Data in this exercise:
++++++++++++++++++++

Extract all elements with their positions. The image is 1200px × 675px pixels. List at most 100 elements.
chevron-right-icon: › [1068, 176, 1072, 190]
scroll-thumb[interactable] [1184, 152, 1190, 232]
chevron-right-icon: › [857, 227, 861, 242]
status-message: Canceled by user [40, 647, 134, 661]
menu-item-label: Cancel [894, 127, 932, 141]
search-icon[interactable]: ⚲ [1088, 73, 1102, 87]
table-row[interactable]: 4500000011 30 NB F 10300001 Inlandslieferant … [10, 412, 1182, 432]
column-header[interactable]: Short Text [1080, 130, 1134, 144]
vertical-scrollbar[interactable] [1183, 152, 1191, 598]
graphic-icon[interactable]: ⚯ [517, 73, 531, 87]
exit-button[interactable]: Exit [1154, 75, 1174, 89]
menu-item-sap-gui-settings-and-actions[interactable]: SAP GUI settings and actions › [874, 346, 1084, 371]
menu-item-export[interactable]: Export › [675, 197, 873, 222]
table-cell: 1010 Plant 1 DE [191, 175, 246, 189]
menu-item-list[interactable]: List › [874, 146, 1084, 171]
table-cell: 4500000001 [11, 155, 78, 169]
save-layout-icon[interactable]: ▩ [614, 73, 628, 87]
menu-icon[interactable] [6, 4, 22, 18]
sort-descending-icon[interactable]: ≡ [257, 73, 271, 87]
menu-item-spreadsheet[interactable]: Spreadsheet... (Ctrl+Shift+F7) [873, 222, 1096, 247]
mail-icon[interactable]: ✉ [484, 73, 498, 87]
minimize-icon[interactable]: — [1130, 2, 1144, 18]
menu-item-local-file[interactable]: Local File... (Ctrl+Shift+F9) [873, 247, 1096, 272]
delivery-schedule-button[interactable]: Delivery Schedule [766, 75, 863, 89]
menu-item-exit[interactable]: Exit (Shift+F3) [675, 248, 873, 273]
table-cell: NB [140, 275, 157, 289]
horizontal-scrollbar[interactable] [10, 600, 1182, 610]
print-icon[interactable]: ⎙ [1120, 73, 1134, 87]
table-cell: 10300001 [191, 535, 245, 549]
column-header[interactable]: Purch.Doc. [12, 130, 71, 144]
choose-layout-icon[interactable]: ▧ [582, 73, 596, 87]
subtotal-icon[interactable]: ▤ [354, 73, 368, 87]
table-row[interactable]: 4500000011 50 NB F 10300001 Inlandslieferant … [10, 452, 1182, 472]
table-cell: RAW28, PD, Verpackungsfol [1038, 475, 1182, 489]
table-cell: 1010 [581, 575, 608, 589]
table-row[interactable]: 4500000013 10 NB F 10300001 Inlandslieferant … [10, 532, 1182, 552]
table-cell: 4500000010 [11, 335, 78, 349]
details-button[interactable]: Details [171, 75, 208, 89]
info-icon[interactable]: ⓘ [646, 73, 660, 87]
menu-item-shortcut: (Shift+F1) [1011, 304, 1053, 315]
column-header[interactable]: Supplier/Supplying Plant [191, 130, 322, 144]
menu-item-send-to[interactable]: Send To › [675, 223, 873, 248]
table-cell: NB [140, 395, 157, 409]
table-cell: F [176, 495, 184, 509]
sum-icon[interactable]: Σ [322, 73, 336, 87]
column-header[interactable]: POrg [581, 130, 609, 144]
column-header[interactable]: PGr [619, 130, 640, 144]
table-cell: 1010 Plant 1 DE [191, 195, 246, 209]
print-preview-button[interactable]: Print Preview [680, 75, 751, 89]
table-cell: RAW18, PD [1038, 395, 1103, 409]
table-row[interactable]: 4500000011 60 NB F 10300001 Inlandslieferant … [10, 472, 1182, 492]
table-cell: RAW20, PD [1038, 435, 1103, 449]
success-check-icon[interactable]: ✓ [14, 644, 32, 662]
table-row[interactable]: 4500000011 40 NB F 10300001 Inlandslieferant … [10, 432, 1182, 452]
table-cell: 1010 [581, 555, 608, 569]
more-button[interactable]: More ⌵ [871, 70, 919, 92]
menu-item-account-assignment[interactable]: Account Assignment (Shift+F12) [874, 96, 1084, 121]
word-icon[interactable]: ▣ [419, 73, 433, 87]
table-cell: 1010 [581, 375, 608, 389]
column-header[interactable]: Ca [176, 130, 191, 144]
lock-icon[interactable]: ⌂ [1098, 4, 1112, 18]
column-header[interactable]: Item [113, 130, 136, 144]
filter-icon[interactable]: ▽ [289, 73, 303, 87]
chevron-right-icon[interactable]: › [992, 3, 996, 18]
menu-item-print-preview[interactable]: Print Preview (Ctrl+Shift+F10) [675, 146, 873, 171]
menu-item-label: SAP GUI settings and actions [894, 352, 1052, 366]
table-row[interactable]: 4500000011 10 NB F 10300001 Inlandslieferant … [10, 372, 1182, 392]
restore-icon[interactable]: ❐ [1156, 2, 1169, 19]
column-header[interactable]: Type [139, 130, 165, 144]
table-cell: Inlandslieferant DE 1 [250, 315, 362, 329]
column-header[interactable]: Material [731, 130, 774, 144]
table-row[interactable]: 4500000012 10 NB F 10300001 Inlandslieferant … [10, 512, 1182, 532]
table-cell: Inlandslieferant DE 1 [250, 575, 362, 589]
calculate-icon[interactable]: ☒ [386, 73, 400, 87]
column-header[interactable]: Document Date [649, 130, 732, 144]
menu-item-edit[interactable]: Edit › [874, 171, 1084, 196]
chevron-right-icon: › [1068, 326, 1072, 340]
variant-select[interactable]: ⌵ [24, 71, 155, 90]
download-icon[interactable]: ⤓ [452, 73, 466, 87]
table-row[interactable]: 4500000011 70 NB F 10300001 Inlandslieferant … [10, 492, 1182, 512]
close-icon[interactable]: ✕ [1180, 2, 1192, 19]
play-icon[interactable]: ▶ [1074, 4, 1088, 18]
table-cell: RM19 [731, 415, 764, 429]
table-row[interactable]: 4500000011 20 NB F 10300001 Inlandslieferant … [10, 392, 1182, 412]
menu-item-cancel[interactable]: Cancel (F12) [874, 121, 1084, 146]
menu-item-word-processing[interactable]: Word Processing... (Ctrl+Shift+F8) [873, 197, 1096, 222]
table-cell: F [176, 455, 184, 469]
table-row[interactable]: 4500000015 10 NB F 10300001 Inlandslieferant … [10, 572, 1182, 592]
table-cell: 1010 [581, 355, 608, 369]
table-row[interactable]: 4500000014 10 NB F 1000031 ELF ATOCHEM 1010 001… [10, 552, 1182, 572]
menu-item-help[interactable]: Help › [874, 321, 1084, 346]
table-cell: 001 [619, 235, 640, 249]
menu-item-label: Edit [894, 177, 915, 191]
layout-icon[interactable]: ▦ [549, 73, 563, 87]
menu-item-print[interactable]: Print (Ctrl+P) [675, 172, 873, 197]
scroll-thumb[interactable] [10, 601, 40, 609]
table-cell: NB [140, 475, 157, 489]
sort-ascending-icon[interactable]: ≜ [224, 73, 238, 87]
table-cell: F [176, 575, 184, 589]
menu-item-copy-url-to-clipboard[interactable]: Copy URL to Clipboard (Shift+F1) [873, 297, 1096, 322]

++++++++++++++++++++

Aim of the exercise: Render every line of the data above as a JSON list of strings, with one string per line and blank lines omitted.

The response:
[
  "Extract all elements with their positions. The image is 1200px × 675px pixels. List at most 100 elements.",
  "chevron-right-icon: › [1068, 176, 1072, 190]",
  "scroll-thumb[interactable] [1184, 152, 1190, 232]",
  "chevron-right-icon: › [857, 227, 861, 242]",
  "status-message: Canceled by user [40, 647, 134, 661]",
  "menu-item-label: Cancel [894, 127, 932, 141]",
  "search-icon[interactable]: ⚲ [1088, 73, 1102, 87]",
  "table-row[interactable]: 4500000011 30 NB F 10300001 Inlandslieferant … [10, 412, 1182, 432]",
  "column-header[interactable]: Short Text [1080, 130, 1134, 144]",
  "vertical-scrollbar[interactable] [1183, 152, 1191, 598]",
  "graphic-icon[interactable]: ⚯ [517, 73, 531, 87]",
  "exit-button[interactable]: Exit [1154, 75, 1174, 89]",
  "menu-item-sap-gui-settings-and-actions[interactable]: SAP GUI settings and actions › [874, 346, 1084, 371]",
  "menu-item-export[interactable]: Export › [675, 197, 873, 222]",
  "table-cell: 1010 Plant 1 DE [191, 175, 246, 189]",
  "menu-item-list[interactable]: List › [874, 146, 1084, 171]",
  "table-cell: 4500000001 [11, 155, 78, 169]",
  "save-layout-icon[interactable]: ▩ [614, 73, 628, 87]",
  "menu-icon[interactable] [6, 4, 22, 18]",
  "sort-descending-icon[interactable]: ≡ [257, 73, 271, 87]",
  "menu-item-spreadsheet[interactable]: Spreadsheet... (Ctrl+Shift+F7) [873, 222, 1096, 247]",
  "mail-icon[interactable]: ✉ [484, 73, 498, 87]",
  "minimize-icon[interactable]: — [1130, 2, 1144, 18]",
  "menu-item-local-file[interactable]: Local File... (Ctrl+Shift+F9) [873, 247, 1096, 272]",
  "delivery-schedule-button[interactable]: Delivery Schedule [766, 75, 863, 89]",
  "menu-item-exit[interactable]: Exit (Shift+F3) [675, 248, 873, 273]",
  "table-cell: NB [140, 275, 157, 289]",
  "horizontal-scrollbar[interactable] [10, 600, 1182, 610]",
  "print-icon[interactable]: ⎙ [1120, 73, 1134, 87]",
  "table-cell: 10300001 [191, 535, 245, 549]",
  "column-header[interactable]: Purch.Doc. [12, 130, 71, 144]",
  "choose-layout-icon[interactable]: ▧ [582, 73, 596, 87]",
  "subtotal-icon[interactable]: ▤ [354, 73, 368, 87]",
  "table-row[interactable]: 4500000011 50 NB F 10300001 Inlandslieferant … [10, 452, 1182, 472]",
  "table-cell: RAW28, PD, Verpackungsfol [1038, 475, 1182, 489]",
  "table-cell: 1010 [581, 575, 608, 589]",
  "table-row[interactable]: 4500000013 10 NB F 10300001 Inlandslieferant … [10, 532, 1182, 552]",
  "table-cell: 4500000010 [11, 335, 78, 349]",
  "details-button[interactable]: Details [171, 75, 208, 89]",
  "info-icon[interactable]: ⓘ [646, 73, 660, 87]",
  "menu-item-shortcut: (Shift+F1) [1011, 304, 1053, 315]",
  "column-header[interactable]: Supplier/Supplying Plant [191, 130, 322, 144]",
  "menu-item-send-to[interactable]: Send To › [675, 223, 873, 248]",
  "table-cell: NB [140, 395, 157, 409]",
  "table-cell: F [176, 495, 184, 509]",
  "sum-icon[interactable]: Σ [322, 73, 336, 87]",
  "column-header[interactable]: POrg [581, 130, 609, 144]",
  "column-header[interactable]: PGr [619, 130, 640, 144]",
  "table-cell: 1010 Plant 1 DE [191, 195, 246, 209]",
  "print-preview-button[interactable]: Print Preview [680, 75, 751, 89]",
  "table-cell: RAW18, PD [1038, 395, 1103, 409]",
  "table-row[interactable]: 4500000011 60 NB F 10300001 Inlandslieferant … [10, 472, 1182, 492]",
  "table-cell: RAW20, PD [1038, 435, 1103, 449]",
  "success-check-icon[interactable]: ✓ [14, 644, 32, 662]",
  "table-row[interactable]: 4500000011 40 NB F 10300001 Inlandslieferant … [10, 432, 1182, 452]",
  "table-cell: 1010 [581, 555, 608, 569]",
  "more-button[interactable]: More ⌵ [871, 70, 919, 92]",
  "menu-item-account-assignment[interactable]: Account Assignment (Shift+F12) [874, 96, 1084, 121]",
  "word-icon[interactable]: ▣ [419, 73, 433, 87]",
  "table-cell: 1010 [581, 375, 608, 389]",
  "column-header[interactable]: Ca [176, 130, 191, 144]",
  "lock-icon[interactable]: ⌂ [1098, 4, 1112, 18]",
  "column-header[interactable]: Item [113, 130, 136, 144]",
  "filter-icon[interactable]: ▽ [289, 73, 303, 87]",
  "chevron-right-icon[interactable]: › [992, 3, 996, 18]",
  "menu-item-print-preview[interactable]: Print Preview (Ctrl+Shift+F10) [675, 146, 873, 171]",
  "menu-item-label: SAP GUI settings and actions [894, 352, 1052, 366]",
  "table-row[interactable]: 4500000011 10 NB F 10300001 Inlandslieferant … [10, 372, 1182, 392]",
  "restore-icon[interactable]: ❐ [1156, 2, 1169, 19]",
  "column-header[interactable]: Type [139, 130, 165, 144]",
  "table-cell: Inlandslieferant DE 1 [250, 315, 362, 329]",
  "column-header[interactable]: Material [731, 130, 774, 144]",
  "table-row[interactable]: 4500000012 10 NB F 10300001 Inlandslieferant … [10, 512, 1182, 532]",
  "table-cell: Inlandslieferant DE 1 [250, 575, 362, 589]",
  "calculate-icon[interactable]: ☒ [386, 73, 400, 87]",
  "column-header[interactable]: Document Date [649, 130, 732, 144]",
  "menu-item-edit[interactable]: Edit › [874, 171, 1084, 196]",
  "chevron-right-icon: › [1068, 326, 1072, 340]",
  "variant-select[interactable]: ⌵ [24, 71, 155, 90]",
  "download-icon[interactable]: ⤓ [452, 73, 466, 87]",
  "table-row[interactable]: 4500000011 70 NB F 10300001 Inlandslieferant … [10, 492, 1182, 512]",
  "close-icon[interactable]: ✕ [1180, 2, 1192, 19]",
  "play-icon[interactable]: ▶ [1074, 4, 1088, 18]",
  "table-cell: RM19 [731, 415, 764, 429]",
  "table-row[interactable]: 4500000011 20 NB F 10300001 Inlandslieferant … [10, 392, 1182, 412]",
  "menu-item-cancel[interactable]: Cancel (F12) [874, 121, 1084, 146]",
  "menu-item-word-processing[interactable]: Word Processing... (Ctrl+Shift+F8) [873, 197, 1096, 222]",
  "table-cell: F [176, 455, 184, 469]",
  "table-row[interactable]: 4500000015 10 NB F 10300001 Inlandslieferant … [10, 572, 1182, 592]",
  "table-cell: 1010 [581, 355, 608, 369]",
  "table-row[interactable]: 4500000014 10 NB F 1000031 ELF ATOCHEM 1010 001… [10, 552, 1182, 572]",
  "menu-item-help[interactable]: Help › [874, 321, 1084, 346]",
  "table-cell: 001 [619, 235, 640, 249]",
  "menu-item-label: Edit [894, 177, 915, 191]",
  "layout-icon[interactable]: ▦ [549, 73, 563, 87]",
  "menu-item-print[interactable]: Print (Ctrl+P) [675, 172, 873, 197]",
  "scroll-thumb[interactable] [10, 601, 40, 609]",
  "table-cell: NB [140, 475, 157, 489]",
  "sort-ascending-icon[interactable]: ≜ [224, 73, 238, 87]",
  "table-cell: F [176, 575, 184, 589]",
  "menu-item-copy-url-to-clipboard[interactable]: Copy URL to Clipboard (Shift+F1) [873, 297, 1096, 322]"
]